Dataset excerpts:
⟨

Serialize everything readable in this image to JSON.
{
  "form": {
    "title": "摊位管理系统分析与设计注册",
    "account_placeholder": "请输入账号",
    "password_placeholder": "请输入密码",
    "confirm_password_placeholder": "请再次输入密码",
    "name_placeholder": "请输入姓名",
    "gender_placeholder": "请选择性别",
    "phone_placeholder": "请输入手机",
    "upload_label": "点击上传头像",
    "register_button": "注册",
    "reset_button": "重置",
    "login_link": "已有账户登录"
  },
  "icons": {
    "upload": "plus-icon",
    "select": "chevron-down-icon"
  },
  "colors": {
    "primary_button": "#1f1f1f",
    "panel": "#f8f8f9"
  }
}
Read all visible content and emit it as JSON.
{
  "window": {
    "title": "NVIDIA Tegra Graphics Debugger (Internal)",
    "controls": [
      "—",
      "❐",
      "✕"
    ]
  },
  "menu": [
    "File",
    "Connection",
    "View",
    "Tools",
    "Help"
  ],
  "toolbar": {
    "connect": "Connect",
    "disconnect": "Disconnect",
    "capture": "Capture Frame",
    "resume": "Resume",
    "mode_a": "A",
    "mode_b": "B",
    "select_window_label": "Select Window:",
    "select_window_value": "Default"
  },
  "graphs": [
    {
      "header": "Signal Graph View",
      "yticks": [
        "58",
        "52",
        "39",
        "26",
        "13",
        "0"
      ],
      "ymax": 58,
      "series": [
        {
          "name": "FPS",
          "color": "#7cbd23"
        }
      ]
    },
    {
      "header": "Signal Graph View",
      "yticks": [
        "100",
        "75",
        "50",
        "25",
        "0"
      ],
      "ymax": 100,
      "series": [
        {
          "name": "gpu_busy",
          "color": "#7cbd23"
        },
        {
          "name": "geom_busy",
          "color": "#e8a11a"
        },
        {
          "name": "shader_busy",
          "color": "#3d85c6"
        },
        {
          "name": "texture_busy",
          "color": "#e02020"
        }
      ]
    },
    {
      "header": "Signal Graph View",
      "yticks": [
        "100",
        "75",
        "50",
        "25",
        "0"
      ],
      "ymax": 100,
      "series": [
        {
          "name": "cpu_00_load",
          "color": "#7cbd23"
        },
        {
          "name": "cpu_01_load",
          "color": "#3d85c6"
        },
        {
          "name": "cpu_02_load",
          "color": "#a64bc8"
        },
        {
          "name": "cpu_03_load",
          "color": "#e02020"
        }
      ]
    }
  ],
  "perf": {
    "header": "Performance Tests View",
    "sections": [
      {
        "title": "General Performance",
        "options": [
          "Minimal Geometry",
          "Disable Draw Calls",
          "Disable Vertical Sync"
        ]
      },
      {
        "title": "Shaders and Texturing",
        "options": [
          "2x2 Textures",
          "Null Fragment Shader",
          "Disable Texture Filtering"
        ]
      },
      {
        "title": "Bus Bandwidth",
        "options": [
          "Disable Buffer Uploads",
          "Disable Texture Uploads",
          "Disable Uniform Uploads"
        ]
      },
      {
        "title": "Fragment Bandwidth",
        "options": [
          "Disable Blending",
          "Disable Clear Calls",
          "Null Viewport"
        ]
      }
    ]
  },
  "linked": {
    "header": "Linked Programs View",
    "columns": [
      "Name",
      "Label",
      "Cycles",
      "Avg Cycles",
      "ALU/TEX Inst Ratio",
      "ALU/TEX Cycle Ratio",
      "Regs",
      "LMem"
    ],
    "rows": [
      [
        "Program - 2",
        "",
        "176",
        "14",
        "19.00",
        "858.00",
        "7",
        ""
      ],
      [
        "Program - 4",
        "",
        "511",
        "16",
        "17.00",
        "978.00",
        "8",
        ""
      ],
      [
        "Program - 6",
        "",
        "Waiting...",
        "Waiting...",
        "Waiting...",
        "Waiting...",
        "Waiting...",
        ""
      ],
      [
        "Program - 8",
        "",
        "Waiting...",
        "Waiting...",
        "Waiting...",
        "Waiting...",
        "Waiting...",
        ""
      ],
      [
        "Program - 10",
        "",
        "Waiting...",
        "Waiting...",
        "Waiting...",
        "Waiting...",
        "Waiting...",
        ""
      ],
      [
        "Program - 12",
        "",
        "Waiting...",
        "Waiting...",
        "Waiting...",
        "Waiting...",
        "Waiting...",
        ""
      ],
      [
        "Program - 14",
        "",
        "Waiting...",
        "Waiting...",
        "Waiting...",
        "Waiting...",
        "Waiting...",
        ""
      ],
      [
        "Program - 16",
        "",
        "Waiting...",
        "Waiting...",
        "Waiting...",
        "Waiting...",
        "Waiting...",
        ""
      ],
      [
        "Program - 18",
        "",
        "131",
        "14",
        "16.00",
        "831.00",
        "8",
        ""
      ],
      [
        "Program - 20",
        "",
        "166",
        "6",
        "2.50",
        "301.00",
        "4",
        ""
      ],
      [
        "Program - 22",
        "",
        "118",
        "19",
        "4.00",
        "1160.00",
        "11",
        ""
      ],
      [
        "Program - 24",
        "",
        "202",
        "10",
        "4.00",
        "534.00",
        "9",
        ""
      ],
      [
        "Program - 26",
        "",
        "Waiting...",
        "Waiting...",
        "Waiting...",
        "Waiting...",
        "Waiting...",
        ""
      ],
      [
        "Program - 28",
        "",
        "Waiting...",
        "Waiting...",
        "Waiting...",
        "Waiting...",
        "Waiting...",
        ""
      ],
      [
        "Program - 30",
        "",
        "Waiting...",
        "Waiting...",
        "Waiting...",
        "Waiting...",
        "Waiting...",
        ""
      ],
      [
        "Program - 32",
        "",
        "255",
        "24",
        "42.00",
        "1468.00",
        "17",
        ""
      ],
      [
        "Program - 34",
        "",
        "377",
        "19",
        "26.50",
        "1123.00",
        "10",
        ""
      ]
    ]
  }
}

⟩

Each line above that includes "Ratio" counts once; state the total and nothing more.

### Final result
2